## Page excerpt
You know how MacGyver was always making stuff out of the most unlikely things? For example: a car bomb from a stick of gum, some dental floss and an old size 14 tennis shoe? Well, that's a little bit like how I feel after having done this month's paper chef. My feeling like a small time action hero has absolutely nothing to do with the nice bottle of red sitting emptily on my table.
My first thought when I read the ingredients (chocolate, pomegranate, stale bread, eggplant) was "?". I toyed with the idea of some sort of bread pudding or eggplant cake (like zucchini cake). I sat on a paint tin on the floor in the basement watching Cakes paint and mulling it all over. I called out ideas to him and he said the most encouraging things like, "Yum." Bear in mind y'all that Cakes eats raw pie dough.
After the millionth bizarre take on the mole cornbread pudding idea, Cakes just turned to me and said, "just ask yourself, What would George do?" Well, actually he didn't say exactly that. What he said was " What would that guy...you know the Reserve Guy. What would he do?"

Dataset entries:
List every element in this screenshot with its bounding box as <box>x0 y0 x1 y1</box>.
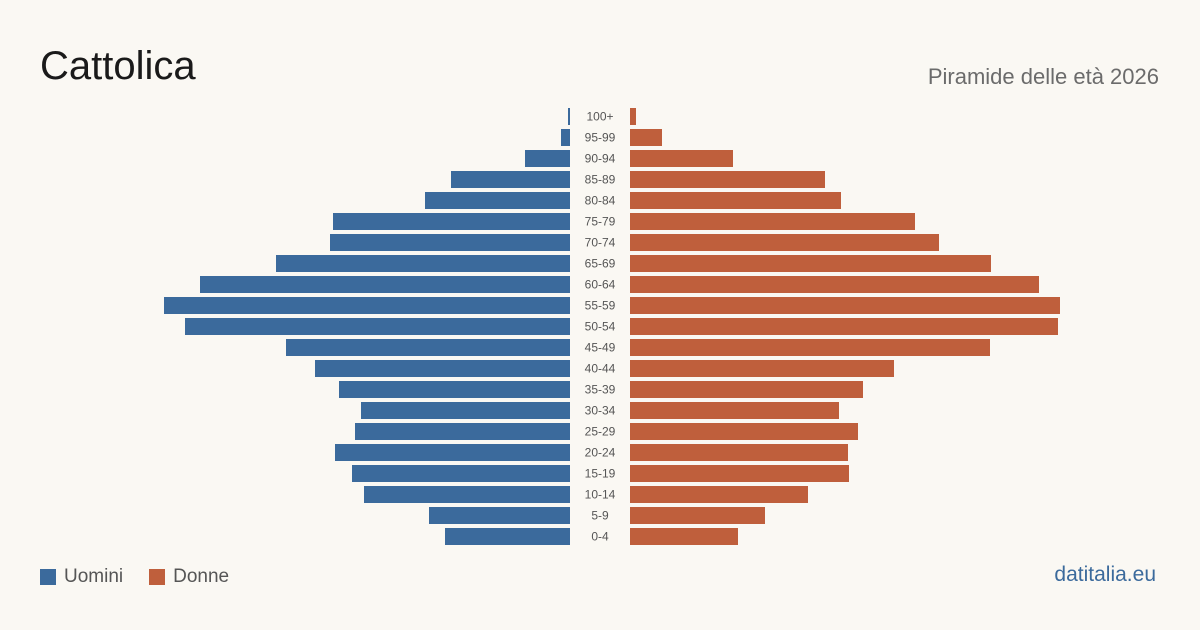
age-label-5-9: 5-9 <box>591 509 609 523</box>
bar-women-75-79 <box>630 213 915 230</box>
bar-women-45-49 <box>630 339 990 356</box>
age-label-30-34: 30-34 <box>585 404 616 418</box>
bar-men-55-59 <box>164 297 570 314</box>
bar-women-95-99 <box>630 129 662 146</box>
bar-women-65-69 <box>630 255 991 272</box>
bar-women-55-59 <box>630 297 1060 314</box>
age-label-70-74: 70-74 <box>585 236 616 250</box>
bar-men-10-14 <box>364 486 570 503</box>
age-label-60-64: 60-64 <box>585 278 616 292</box>
age-label-20-24: 20-24 <box>585 446 616 460</box>
bar-men-25-29 <box>355 423 570 440</box>
age-label-25-29: 25-29 <box>585 425 616 439</box>
bar-men-45-49 <box>286 339 570 356</box>
legend: Uomini Donne <box>40 566 255 588</box>
age-label-45-49: 45-49 <box>585 341 616 355</box>
age-label-40-44: 40-44 <box>585 362 616 376</box>
age-label-0-4: 0-4 <box>591 530 609 544</box>
age-label-50-54: 50-54 <box>585 320 616 334</box>
bar-women-100+ <box>630 108 636 125</box>
bar-men-30-34 <box>361 402 570 419</box>
bar-men-100+ <box>568 108 570 125</box>
age-label-85-89: 85-89 <box>585 173 616 187</box>
bar-women-40-44 <box>630 360 894 377</box>
age-label-65-69: 65-69 <box>585 257 616 271</box>
bar-women-15-19 <box>630 465 849 482</box>
bar-women-60-64 <box>630 276 1039 293</box>
bar-men-70-74 <box>330 234 570 251</box>
age-label-95-99: 95-99 <box>585 131 616 145</box>
bar-women-30-34 <box>630 402 839 419</box>
bar-men-35-39 <box>339 381 570 398</box>
bar-men-60-64 <box>200 276 570 293</box>
bar-men-65-69 <box>276 255 570 272</box>
bar-women-10-14 <box>630 486 808 503</box>
bar-women-50-54 <box>630 318 1058 335</box>
bar-women-70-74 <box>630 234 939 251</box>
bar-men-95-99 <box>561 129 570 146</box>
chart-subtitle: Piramide delle età 2026 <box>927 64 1159 89</box>
bar-men-90-94 <box>525 150 570 167</box>
bar-women-5-9 <box>630 507 765 524</box>
age-label-35-39: 35-39 <box>585 383 616 397</box>
age-label-75-79: 75-79 <box>585 215 616 229</box>
bar-women-90-94 <box>630 150 733 167</box>
age-label-15-19: 15-19 <box>585 467 616 481</box>
age-label-10-14: 10-14 <box>585 488 616 502</box>
bar-women-85-89 <box>630 171 825 188</box>
chart-title: Cattolica <box>40 44 196 88</box>
age-label-55-59: 55-59 <box>585 299 616 313</box>
legend-item-men: Uomini <box>40 566 123 588</box>
bar-men-15-19 <box>352 465 570 482</box>
bar-women-80-84 <box>630 192 841 209</box>
bar-men-50-54 <box>185 318 570 335</box>
bar-men-80-84 <box>425 192 570 209</box>
bar-men-20-24 <box>335 444 570 461</box>
legend-swatch-men <box>40 569 56 585</box>
age-label-90-94: 90-94 <box>585 152 616 166</box>
bar-men-85-89 <box>451 171 570 188</box>
legend-swatch-women <box>149 569 166 585</box>
bar-men-0-4 <box>445 528 570 545</box>
legend-label-men: Uomini <box>64 566 124 587</box>
bar-men-40-44 <box>315 360 570 377</box>
bar-women-35-39 <box>630 381 863 398</box>
legend-label-women: Donne <box>173 566 230 587</box>
bar-men-75-79 <box>333 213 570 230</box>
age-label-100+: 100+ <box>586 110 613 124</box>
age-label-80-84: 80-84 <box>585 194 616 208</box>
bar-women-20-24 <box>630 444 848 461</box>
bar-men-5-9 <box>429 507 570 524</box>
brand-link[interactable]: datitalia.eu <box>1054 563 1156 586</box>
legend-item-women: Donne <box>149 566 229 588</box>
bar-women-25-29 <box>630 423 858 440</box>
bar-women-0-4 <box>630 528 738 545</box>
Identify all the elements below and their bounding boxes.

## Requirement
Write out word for word the stretch of the paper chef post from "You know how" through "on my table.".

## Exercise result
You know how MacGyver was always making stuff out of the most unlikely things? For example: a car bomb from a stick of gum, some dental floss and an old size 14 tennis shoe? Well, that's a little bit like how I feel after having done this month's paper chef. My feeling like a small time action hero has absolutely nothing to do with the nice bottle of red sitting emptily on my table.